**Objective**
Using the listing below, copy every line that mentions "this".

########

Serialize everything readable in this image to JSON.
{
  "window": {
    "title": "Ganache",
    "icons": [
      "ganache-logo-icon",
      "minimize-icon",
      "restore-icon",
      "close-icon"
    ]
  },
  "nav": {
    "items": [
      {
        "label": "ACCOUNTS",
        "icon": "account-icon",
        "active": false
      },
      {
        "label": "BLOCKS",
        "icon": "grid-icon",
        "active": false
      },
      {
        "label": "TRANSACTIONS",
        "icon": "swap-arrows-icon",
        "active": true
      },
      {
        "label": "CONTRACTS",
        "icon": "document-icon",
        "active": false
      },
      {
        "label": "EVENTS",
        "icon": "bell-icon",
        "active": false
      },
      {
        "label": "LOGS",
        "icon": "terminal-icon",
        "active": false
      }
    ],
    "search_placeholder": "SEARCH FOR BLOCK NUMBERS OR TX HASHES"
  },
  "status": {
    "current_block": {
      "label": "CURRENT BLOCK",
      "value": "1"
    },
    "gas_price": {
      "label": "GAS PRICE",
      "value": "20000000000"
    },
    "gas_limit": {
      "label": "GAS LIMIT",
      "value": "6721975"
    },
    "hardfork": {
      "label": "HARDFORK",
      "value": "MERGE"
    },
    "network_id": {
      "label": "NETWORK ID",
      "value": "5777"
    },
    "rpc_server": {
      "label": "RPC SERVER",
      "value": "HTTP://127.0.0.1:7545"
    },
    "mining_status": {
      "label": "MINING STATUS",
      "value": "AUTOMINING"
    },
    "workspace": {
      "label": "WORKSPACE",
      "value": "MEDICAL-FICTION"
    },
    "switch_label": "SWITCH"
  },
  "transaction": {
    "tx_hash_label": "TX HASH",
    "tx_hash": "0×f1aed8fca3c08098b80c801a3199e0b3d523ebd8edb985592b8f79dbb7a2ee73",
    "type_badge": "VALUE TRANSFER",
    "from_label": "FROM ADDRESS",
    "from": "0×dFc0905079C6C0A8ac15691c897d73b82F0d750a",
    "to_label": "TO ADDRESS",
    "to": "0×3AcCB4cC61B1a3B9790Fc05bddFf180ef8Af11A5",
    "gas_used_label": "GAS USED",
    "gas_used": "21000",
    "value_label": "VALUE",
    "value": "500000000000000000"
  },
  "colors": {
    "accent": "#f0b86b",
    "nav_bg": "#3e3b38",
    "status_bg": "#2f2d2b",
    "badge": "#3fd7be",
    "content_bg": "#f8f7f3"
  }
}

########

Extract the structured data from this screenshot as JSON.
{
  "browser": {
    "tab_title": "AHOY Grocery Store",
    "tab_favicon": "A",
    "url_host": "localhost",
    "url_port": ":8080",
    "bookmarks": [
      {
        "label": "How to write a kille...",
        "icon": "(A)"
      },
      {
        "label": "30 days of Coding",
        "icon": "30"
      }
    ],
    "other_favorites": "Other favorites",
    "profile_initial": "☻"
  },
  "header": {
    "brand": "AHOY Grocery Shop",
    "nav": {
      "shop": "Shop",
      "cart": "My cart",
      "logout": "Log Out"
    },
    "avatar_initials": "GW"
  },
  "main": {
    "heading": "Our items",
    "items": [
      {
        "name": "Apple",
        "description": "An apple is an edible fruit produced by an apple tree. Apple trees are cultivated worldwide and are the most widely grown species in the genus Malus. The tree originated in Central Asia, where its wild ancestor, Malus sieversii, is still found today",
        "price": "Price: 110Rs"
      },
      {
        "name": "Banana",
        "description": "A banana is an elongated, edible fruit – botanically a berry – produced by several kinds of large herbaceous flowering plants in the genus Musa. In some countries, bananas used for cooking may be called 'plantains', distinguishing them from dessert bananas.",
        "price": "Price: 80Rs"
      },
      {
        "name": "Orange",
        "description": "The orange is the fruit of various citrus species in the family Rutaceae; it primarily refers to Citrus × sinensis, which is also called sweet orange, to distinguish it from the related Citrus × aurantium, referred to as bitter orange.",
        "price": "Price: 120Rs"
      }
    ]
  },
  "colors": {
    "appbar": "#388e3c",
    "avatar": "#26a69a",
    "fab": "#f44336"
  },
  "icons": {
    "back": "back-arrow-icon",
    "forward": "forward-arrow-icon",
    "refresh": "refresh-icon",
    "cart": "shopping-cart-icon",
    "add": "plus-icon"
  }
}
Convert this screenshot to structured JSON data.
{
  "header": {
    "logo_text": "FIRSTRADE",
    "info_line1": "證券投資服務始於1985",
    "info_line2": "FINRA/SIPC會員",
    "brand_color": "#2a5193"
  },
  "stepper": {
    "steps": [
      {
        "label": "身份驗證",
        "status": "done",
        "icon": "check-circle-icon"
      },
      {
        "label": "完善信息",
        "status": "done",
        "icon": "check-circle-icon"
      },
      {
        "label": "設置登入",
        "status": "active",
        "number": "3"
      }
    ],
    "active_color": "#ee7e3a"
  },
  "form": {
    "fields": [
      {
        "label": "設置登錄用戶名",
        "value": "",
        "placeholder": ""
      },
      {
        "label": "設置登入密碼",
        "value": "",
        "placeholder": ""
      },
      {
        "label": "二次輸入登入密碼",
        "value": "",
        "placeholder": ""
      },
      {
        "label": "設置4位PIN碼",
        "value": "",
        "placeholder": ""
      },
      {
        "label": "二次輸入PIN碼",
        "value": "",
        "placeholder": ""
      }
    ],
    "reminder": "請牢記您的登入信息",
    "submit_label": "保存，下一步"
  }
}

########

**Complete response**
Serialize everything readable in this image to JSON.
Extract the structured data from this screenshot as JSON.
Convert this screenshot to structured JSON data.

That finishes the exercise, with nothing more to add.